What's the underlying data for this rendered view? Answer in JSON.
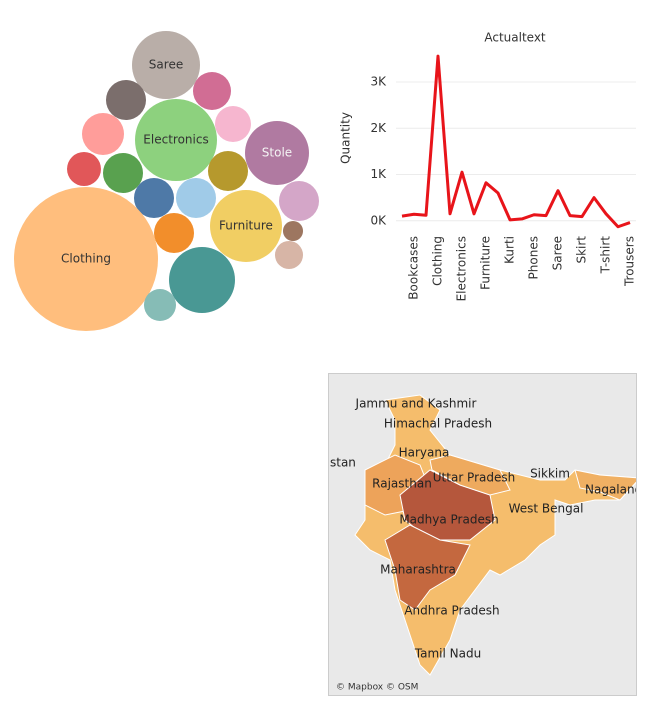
{
  "chart_data": [
    {
      "type": "bubble",
      "categories": [
        "Saree",
        null,
        null,
        "Electronics",
        null,
        null,
        "Stole",
        null,
        null,
        null,
        null,
        null,
        null,
        "Furniture",
        null,
        null,
        "Clothing",
        null,
        null,
        null
      ],
      "values": [
        794,
        275,
        248,
        1154,
        222,
        303,
        703,
        198,
        275,
        275,
        275,
        275,
        275,
        890,
        275,
        69,
        3560,
        135,
        748,
        176
      ],
      "colors": [
        "#b9aea8",
        "#7b6e6c",
        "#d16d94",
        "#8dd17e",
        "#f6b6cf",
        "#ff9d9a",
        "#b07aa1",
        "#e15759",
        "#59a14f",
        "#b6992d",
        "#4e79a7",
        "#a0cbe8",
        "#d4a6c8",
        "#f1ce63",
        "#f28e2b",
        "#9d7660",
        "#ffbe7d",
        "#d7b5a6",
        "#499894",
        "#86bcb6"
      ]
    },
    {
      "type": "line",
      "title": "Actualtext",
      "y_label": "Quantity",
      "categories": [
        null,
        "Bookcases",
        null,
        "Clothing",
        null,
        "Electronics",
        null,
        "Furniture",
        null,
        "Kurti",
        null,
        "Phones",
        null,
        "Saree",
        null,
        "Skirt",
        null,
        "T-shirt",
        null,
        "Trousers"
      ],
      "series": [
        {
          "name": "Quantity",
          "color": "#e8141a",
          "values": [
            100,
            140,
            120,
            3560,
            150,
            1050,
            150,
            820,
            600,
            20,
            40,
            130,
            110,
            650,
            110,
            90,
            500,
            150,
            -130,
            -40
          ]
        }
      ],
      "ylim": [
        -200,
        3800
      ],
      "yticks": [
        {
          "value": 0,
          "label": "0K"
        },
        {
          "value": 1000,
          "label": "1K"
        },
        {
          "value": 2000,
          "label": "2K"
        },
        {
          "value": 3000,
          "label": "3K"
        }
      ],
      "grid": true
    }
  ],
  "map": {
    "labels": [
      "Jammu and Kashmir",
      "Himachal Pradesh",
      "Haryana",
      "stan",
      "Uttar Pradesh",
      "Rajasthan",
      "Sikkim",
      "Nagaland",
      "Madhya Pradesh",
      "West Bengal",
      "Maharashtra",
      "Andhra Pradesh",
      "Tamil Nadu"
    ],
    "attribution": "© Mapbox © OSM"
  }
}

* * *

→ **EXERCISE DESCRIPTION**
Transcribe the full listing character for character. Pictures are excluded.

→ **EXPECTED ANSWER**
What's the underlying data for this rendered view? Answer in JSON.
{
  "chart_data": [
    {
      "type": "bubble",
      "categories": [
        "Saree",
        null,
        null,
        "Electronics",
        null,
        null,
        "Stole",
        null,
        null,
        null,
        null,
        null,
        null,
        "Furniture",
        null,
        null,
        "Clothing",
        null,
        null,
        null
      ],
      "values": [
        794,
        275,
        248,
        1154,
        222,
        303,
        703,
        198,
        275,
        275,
        275,
        275,
        275,
        890,
        275,
        69,
        3560,
        135,
        748,
        176
      ],
      "colors": [
        "#b9aea8",
        "#7b6e6c",
        "#d16d94",
        "#8dd17e",
        "#f6b6cf",
        "#ff9d9a",
        "#b07aa1",
        "#e15759",
        "#59a14f",
        "#b6992d",
        "#4e79a7",
        "#a0cbe8",
        "#d4a6c8",
        "#f1ce63",
        "#f28e2b",
        "#9d7660",
        "#ffbe7d",
        "#d7b5a6",
        "#499894",
        "#86bcb6"
      ]
    },
    {
      "type": "line",
      "title": "Actualtext",
      "y_label": "Quantity",
      "categories": [
        null,
        "Bookcases",
        null,
        "Clothing",
        null,
        "Electronics",
        null,
        "Furniture",
        null,
        "Kurti",
        null,
        "Phones",
        null,
        "Saree",
        null,
        "Skirt",
        null,
        "T-shirt",
        null,
        "Trousers"
      ],
      "series": [
        {
          "name": "Quantity",
          "color": "#e8141a",
          "values": [
            100,
            140,
            120,
            3560,
            150,
            1050,
            150,
            820,
            600,
            20,
            40,
            130,
            110,
            650,
            110,
            90,
            500,
            150,
            -130,
            -40
          ]
        }
      ],
      "ylim": [
        -200,
        3800
      ],
      "yticks": [
        {
          "value": 0,
          "label": "0K"
        },
        {
          "value": 1000,
          "label": "1K"
        },
        {
          "value": 2000,
          "label": "2K"
        },
        {
          "value": 3000,
          "label": "3K"
        }
      ],
      "grid": true
    }
  ],
  "map": {
    "labels": [
      "Jammu and Kashmir",
      "Himachal Pradesh",
      "Haryana",
      "stan",
      "Uttar Pradesh",
      "Rajasthan",
      "Sikkim",
      "Nagaland",
      "Madhya Pradesh",
      "West Bengal",
      "Maharashtra",
      "Andhra Pradesh",
      "Tamil Nadu"
    ],
    "attribution": "© Mapbox © OSM"
  }
}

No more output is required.